--- BEGIN ---
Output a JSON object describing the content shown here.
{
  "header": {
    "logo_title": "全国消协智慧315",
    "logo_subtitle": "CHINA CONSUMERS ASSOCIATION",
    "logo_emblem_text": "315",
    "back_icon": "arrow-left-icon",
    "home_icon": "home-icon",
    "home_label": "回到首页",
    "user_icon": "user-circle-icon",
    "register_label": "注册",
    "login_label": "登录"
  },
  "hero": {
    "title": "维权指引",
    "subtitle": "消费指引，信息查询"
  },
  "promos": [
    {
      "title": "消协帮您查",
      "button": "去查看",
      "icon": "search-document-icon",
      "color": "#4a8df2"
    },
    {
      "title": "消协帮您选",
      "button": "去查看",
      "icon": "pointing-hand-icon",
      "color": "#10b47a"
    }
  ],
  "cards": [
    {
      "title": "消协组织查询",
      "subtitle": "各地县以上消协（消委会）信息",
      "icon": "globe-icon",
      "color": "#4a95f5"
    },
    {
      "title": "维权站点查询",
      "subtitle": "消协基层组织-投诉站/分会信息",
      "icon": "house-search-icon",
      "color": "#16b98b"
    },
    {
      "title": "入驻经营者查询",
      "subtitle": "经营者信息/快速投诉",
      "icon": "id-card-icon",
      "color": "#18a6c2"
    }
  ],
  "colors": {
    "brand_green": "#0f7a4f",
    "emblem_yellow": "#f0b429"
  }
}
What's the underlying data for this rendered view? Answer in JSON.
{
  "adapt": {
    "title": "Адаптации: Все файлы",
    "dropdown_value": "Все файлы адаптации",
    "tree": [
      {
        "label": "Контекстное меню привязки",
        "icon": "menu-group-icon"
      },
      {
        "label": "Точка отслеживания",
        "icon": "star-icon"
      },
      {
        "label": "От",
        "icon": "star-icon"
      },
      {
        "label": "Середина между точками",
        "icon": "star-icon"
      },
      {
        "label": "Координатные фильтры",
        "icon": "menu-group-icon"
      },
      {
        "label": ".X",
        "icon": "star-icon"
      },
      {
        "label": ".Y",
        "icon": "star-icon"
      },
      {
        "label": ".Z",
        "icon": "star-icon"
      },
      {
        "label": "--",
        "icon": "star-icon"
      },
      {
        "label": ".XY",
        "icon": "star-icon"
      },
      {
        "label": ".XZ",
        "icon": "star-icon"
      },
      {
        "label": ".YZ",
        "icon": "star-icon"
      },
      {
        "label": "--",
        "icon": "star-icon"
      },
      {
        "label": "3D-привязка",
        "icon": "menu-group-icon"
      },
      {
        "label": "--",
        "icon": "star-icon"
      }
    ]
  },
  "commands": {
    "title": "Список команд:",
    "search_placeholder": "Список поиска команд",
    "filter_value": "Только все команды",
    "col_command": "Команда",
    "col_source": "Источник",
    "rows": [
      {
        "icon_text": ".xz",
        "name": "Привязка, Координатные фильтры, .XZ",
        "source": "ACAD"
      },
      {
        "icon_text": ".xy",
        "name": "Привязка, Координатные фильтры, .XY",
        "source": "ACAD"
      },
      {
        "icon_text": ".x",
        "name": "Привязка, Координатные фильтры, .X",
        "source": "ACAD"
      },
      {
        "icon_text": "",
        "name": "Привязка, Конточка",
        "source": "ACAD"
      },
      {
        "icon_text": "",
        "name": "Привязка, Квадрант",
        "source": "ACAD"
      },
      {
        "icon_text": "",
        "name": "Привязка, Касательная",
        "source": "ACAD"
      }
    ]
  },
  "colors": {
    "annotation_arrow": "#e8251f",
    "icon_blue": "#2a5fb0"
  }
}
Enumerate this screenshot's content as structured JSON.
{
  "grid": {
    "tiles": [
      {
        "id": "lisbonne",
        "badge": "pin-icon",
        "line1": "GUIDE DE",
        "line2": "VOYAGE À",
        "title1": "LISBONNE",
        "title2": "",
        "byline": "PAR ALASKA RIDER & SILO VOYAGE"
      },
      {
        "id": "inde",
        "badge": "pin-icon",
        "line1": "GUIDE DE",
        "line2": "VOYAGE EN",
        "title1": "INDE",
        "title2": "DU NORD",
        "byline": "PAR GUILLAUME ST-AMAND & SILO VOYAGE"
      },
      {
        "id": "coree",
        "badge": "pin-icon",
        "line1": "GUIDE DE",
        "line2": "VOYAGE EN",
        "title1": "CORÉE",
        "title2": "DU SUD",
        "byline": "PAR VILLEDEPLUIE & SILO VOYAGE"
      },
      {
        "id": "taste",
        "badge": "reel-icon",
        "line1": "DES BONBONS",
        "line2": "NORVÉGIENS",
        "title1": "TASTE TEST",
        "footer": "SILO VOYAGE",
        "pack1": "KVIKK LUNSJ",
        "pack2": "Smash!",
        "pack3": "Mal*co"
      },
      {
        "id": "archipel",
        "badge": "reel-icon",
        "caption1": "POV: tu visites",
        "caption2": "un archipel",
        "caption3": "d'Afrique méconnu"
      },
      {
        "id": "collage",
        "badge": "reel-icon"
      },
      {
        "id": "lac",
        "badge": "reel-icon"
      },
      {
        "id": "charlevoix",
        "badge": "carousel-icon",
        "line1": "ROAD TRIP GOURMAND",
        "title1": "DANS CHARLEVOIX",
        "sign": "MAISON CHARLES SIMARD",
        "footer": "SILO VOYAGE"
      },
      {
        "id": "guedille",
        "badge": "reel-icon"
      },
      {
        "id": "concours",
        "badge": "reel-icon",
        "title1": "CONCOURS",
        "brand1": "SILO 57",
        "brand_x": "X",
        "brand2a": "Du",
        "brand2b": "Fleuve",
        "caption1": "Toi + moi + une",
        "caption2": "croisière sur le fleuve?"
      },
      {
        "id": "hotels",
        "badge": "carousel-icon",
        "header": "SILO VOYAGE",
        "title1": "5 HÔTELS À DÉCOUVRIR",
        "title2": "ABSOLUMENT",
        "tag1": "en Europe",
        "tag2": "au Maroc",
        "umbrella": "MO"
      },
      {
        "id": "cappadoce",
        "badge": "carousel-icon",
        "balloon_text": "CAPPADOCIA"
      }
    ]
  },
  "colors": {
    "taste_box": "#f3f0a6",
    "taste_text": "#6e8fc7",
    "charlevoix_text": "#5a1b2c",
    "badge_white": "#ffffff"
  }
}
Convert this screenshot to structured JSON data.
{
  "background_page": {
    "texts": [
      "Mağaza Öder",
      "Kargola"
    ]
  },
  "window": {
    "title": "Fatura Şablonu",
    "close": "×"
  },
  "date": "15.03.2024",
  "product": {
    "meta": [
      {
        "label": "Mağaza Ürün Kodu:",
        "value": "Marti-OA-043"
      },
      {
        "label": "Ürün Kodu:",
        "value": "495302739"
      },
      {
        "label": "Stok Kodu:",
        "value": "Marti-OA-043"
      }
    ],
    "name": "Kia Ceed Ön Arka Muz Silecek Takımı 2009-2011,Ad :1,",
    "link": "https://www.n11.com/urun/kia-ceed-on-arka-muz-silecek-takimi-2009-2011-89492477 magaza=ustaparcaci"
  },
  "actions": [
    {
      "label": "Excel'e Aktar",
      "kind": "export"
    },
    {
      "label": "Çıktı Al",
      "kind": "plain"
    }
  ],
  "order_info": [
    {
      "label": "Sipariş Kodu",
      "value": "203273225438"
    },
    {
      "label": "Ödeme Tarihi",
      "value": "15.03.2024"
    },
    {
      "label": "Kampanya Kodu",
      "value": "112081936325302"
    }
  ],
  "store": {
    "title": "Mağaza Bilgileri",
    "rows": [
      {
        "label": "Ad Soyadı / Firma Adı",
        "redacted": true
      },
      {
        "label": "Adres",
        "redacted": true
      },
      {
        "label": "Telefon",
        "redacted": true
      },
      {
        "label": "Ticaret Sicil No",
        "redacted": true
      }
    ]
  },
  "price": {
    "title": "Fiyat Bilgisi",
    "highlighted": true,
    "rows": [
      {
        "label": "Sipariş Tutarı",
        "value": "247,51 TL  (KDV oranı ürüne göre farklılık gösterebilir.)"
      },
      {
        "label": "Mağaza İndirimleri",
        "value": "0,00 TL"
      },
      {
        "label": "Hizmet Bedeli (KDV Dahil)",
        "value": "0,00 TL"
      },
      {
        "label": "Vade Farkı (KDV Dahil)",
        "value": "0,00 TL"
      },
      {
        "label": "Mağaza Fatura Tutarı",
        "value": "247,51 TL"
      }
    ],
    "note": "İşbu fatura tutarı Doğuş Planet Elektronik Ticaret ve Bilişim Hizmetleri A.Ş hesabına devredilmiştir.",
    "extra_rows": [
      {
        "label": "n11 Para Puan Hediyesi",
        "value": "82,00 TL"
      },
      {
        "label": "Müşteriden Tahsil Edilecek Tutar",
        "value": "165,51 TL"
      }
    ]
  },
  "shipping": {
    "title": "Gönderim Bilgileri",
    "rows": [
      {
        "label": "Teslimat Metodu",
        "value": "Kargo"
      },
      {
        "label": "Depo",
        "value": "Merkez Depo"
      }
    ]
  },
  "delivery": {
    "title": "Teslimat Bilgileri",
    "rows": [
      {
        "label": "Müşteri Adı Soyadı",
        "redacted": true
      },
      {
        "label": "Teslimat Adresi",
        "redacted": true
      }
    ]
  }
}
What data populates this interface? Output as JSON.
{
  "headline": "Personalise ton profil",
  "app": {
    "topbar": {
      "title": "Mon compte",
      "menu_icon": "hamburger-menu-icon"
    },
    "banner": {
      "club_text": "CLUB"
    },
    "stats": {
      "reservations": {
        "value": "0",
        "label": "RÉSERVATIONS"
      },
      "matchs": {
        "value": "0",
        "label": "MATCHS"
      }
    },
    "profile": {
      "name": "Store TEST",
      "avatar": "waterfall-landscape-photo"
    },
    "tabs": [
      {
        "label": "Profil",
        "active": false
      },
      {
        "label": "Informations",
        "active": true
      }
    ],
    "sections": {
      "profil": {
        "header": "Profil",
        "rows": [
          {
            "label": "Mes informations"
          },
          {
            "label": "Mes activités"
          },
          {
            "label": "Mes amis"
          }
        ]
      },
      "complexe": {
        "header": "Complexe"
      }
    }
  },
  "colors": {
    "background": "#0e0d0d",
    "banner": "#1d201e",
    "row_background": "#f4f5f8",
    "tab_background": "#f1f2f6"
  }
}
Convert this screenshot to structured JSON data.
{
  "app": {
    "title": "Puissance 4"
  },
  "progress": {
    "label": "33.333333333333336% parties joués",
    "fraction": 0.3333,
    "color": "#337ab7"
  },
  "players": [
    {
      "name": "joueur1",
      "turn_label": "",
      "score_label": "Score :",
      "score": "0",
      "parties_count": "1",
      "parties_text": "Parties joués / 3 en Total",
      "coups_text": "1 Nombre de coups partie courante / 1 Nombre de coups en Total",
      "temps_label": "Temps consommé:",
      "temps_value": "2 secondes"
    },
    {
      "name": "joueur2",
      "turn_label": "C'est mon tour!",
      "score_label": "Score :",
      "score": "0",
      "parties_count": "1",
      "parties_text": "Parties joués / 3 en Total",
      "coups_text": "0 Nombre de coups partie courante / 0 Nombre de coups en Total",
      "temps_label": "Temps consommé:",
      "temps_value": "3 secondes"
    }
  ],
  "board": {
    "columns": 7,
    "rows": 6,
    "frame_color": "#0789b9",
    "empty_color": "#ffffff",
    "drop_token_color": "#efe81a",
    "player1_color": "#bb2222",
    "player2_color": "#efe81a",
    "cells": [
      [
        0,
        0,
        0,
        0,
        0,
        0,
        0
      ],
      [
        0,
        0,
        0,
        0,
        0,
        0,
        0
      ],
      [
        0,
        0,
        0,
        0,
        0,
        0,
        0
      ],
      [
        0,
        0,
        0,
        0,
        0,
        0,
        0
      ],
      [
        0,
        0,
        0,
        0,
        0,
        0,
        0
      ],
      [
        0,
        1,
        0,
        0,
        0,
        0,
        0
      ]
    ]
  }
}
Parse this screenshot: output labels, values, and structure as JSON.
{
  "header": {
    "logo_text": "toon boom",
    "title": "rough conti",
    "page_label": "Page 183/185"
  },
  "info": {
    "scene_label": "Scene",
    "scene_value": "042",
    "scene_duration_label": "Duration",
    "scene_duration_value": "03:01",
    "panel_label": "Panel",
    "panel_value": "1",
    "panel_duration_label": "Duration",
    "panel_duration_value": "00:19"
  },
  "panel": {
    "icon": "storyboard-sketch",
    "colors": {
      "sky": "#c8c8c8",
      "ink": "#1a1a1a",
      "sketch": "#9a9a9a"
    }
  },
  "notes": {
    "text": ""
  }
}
--- END ---
What you have to do :: Repeat the lines from the one containing "Parse this screenshot: output" through the end of the listing, exactly and without any other lines; both ends are included.

Solution for this problem ::
Parse this screenshot: output labels, values, and structure as JSON.
{
  "header": {
    "logo_text": "toon boom",
    "title": "rough conti",
    "page_label": "Page 183/185"
  },
  "info": {
    "scene_label": "Scene",
    "scene_value": "042",
    "scene_duration_label": "Duration",
    "scene_duration_value": "03:01",
    "panel_label": "Panel",
    "panel_value": "1",
    "panel_duration_label": "Duration",
    "panel_duration_value": "00:19"
  },
  "panel": {
    "icon": "storyboard-sketch",
    "colors": {
      "sky": "#c8c8c8",
      "ink": "#1a1a1a",
      "sketch": "#9a9a9a"
    }
  },
  "notes": {
    "text": ""
  }
}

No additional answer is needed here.